## WORK INSTRUCTIONS:
**a)** In the profile of Boston's best young chefs, which restaurant did William Kovel take over as chef this summer?
**b)** Write the next part of the article on Boston's best young chefs, picking up after its final sentence.

# START OF EXCERPTED TEXT

Boston’s Best Young Chefs


They Broil! They Bake! They’ve Got Serious Chops! Presenting . . . Boston’s Best Young Chefs.


Some do the heavy lifting at beloved restaurants. Others are opening places of their own. All of these rising talents are steadily winning fans with dishes that show off their culinary promise. (The cookbook deals and Food Network contracts? Those will come soon enough.)

The Entertainer
LOUIS DiBICCARI
By day, he’s a hard-working sous-chef at Sel de la Terre, expediting the busy lunch and dinner shifts, managing the staff, and helping to write the menus for the restaurant’s popular wine dinners. By night, he’s Iron Chef Louie, throwing private parties at clubs around town for hundreds of gastro-thrill seekers, who vote for wacky and occasionally dreadful ingredients to be included in the meal. QUIRK ETHIC DiBiccari’s penchant for playfulness often shows up in his day job, where he recently served “pig newtons,” pastries stuffed with ham and fig jam. And his culinary expertise is equally evident in his side act: Who else but DiBiccari would think to crust salmon with bananas, then make it so good that two years later people are still asking for the recipe? COURSE CORRECTION The 32-year-old Lynnfield native started cooking in college, where the meals were so awful that he moved off campus. By DiBiccari’s second year, grateful but ultimately regretful friends had persuaded him to drop out and pursue a career in food.

The Perfectionist
WILLIAM KOVEL
If there’s one thing all chefs have in common, it’s a little—okay, a lot of—ego. Rarely do they invite criticism. Yet that’s just what Aujourd’hui’s new 30-year-old chef did when he took over this summer. Week after week, Kovel cooked for friends, then refined his dishes. The resulting menu debuted this fall. A PLUCKY SORT Trained at San Francisco’s Jardinière and later under Michael Schlow at Radius, Kovel had a résumé that might have won him a position anywhere in the city. Instead, last year he moved to London for a lower-level job in the Michelin-starred bistro Orrery. “It was a horror show, showing up at 7 a.m. to gut and pluck wood pigeons,” he says. “I got my ass kicked. But that’s what I went for, to learn.” FRENCH TWISTS Those lessons are evident in the new Aujourd’hui menu, as Kovel makes the expected classic French dishes both more daring (veal sweetbreads with apple purée and endive compote) and accessible (beef tenderloin with scalloped potatoes and red wine jus). As he would tell you, that’s precisely the point.

# END OF EXCERPTED TEXT
# START OF DATA PROVIDED

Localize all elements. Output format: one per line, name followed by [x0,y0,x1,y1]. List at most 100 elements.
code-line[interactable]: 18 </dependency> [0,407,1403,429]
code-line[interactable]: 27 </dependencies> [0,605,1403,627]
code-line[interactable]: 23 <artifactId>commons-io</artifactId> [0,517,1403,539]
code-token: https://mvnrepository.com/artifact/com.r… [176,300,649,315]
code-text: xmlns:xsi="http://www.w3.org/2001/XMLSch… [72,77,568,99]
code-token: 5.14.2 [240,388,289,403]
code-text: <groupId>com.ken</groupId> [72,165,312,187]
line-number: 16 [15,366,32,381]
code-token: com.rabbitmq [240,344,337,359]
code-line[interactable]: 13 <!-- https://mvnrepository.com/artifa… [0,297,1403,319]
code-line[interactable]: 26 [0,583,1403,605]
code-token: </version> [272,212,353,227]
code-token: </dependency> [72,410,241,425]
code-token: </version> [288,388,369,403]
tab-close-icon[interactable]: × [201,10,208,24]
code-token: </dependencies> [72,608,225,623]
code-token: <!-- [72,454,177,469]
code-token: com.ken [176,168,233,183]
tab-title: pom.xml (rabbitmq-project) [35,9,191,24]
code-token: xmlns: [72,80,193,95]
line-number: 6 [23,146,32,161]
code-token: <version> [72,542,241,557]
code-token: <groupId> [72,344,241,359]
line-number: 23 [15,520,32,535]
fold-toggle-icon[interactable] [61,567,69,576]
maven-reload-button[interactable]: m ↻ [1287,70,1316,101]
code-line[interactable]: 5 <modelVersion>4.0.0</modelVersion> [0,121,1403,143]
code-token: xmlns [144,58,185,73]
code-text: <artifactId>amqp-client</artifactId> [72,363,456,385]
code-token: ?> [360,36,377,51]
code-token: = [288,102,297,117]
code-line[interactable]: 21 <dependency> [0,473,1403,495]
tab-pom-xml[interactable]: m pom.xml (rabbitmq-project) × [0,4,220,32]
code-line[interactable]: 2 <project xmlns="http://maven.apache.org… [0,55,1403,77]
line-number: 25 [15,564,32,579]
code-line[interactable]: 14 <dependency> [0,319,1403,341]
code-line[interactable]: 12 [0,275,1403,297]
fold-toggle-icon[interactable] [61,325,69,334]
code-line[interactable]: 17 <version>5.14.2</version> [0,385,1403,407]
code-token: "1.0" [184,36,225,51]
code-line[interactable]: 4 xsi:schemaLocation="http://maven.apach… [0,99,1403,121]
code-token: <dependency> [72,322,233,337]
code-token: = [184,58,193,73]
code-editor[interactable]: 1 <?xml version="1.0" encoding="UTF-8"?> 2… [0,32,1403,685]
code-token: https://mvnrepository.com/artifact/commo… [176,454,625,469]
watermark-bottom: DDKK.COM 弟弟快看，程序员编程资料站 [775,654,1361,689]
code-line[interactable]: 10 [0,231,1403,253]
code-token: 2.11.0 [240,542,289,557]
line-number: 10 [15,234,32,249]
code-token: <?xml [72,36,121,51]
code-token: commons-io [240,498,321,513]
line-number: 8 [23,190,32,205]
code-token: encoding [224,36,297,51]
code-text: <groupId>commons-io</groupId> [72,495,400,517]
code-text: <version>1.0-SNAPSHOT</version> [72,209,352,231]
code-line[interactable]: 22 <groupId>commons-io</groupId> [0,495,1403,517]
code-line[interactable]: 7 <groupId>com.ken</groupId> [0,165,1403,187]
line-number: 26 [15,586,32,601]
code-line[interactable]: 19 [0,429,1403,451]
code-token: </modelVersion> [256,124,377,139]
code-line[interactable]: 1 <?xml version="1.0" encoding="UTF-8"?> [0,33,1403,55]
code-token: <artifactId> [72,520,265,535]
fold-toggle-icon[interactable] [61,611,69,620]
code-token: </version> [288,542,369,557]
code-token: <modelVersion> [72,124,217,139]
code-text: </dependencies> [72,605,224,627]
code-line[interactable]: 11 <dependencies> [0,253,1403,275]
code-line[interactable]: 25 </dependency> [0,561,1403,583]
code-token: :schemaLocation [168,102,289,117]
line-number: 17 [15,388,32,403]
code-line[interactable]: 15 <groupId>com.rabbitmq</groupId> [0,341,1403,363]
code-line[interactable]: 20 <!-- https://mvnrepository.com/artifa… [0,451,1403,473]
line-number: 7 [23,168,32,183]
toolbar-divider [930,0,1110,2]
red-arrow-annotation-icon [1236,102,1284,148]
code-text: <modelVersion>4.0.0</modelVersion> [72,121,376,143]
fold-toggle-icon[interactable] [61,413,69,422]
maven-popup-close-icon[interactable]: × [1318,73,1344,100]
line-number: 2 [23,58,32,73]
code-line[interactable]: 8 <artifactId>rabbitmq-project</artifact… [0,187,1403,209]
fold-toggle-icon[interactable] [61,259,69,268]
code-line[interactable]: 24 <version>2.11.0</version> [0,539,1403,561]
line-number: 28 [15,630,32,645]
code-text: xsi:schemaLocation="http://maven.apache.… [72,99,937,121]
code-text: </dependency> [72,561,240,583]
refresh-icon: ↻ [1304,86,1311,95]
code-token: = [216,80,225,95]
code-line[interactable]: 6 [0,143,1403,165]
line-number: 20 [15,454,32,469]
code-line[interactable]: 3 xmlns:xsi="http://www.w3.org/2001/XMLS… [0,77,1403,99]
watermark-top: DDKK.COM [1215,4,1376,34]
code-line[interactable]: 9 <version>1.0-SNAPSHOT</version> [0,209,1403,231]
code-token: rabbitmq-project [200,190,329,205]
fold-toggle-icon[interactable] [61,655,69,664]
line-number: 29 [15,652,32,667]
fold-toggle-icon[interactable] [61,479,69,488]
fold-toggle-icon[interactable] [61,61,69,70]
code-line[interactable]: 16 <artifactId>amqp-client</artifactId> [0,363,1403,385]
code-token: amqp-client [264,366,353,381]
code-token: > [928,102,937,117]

# END OF DATA PROVIDED

## RESPONSE LIST:
**a)** Aujourd’hui

**b)**
The Competitor
BRADFORD RAINVILLE
Rainville never played sports in high school—the only place where he wanted to win was in the kitchen. At 14 he scored a job at the Centennial Inn’s restaurant, a fine dining establishment in Concord, New Hampshire, conveniently located next door to the house in which he grew up. At 16 he was working 40 hours a week, after school and on weekends, learning the finer points of a perfect risotto. ROARING TWENTIES Now 24, with 10 years of experience and a degree from the New England Culinary Institute, Rainville is chef de cuisine at Olives. And though Todd English fans expect Todd English style when they head to Charlestown, the job has pushed Rainville’s competitive spirit into high gear: “It’s all about the adrenaline,” he says. “As a line cook, you watch the older guy and try to do what he does, better.” ENGLISH TRANSLATIONS Rainville faithfully executes English’s vision but invents ways to make dishes his own—a piquant dry rub for swordfish, for example, mimics English’s beloved chorizo sausage, and a monster pork chop, English’s favorite cut, is made elegant with Roquefort-endive polenta. “I have so much freedom here,” Rainville says. What’s on the plate proves he’s making the most of it.

The Good Ol’ Boy
BARRY MAIDEN
The availability of ready-to-eat dinners has, sadly, put an end to most serious home cooking: Either you go out and eat an artful tower of sautéed this and wild that, or you stay home for a defrosted chicken à la king. It’s a trend that inspired Maiden’s forthcoming Village Table, a cozy bistro set to open this winter that will serve up down-home foods, cooked with art and a lot of soul. TRUE GRITS Over the past six years—first at L’Espalier and later at Sel de la Terre and Lumière—the 30-year-old chef put the classic French techniques he learned at the New England Culinary Institute to good use. At Village Table he’ll apply them to the heartwarming dishes his grandmother made for Sunday dinners. A version of her biscuits will end up in the bread basket, and the menu will include handmilled grits and the destined-to-be-classic southern dip dog, a hot dog dunked in Maiden’s own cornmeal batter, then deep-fried. “I love the high-end stuff, but for me it’s just not soulful,” he says.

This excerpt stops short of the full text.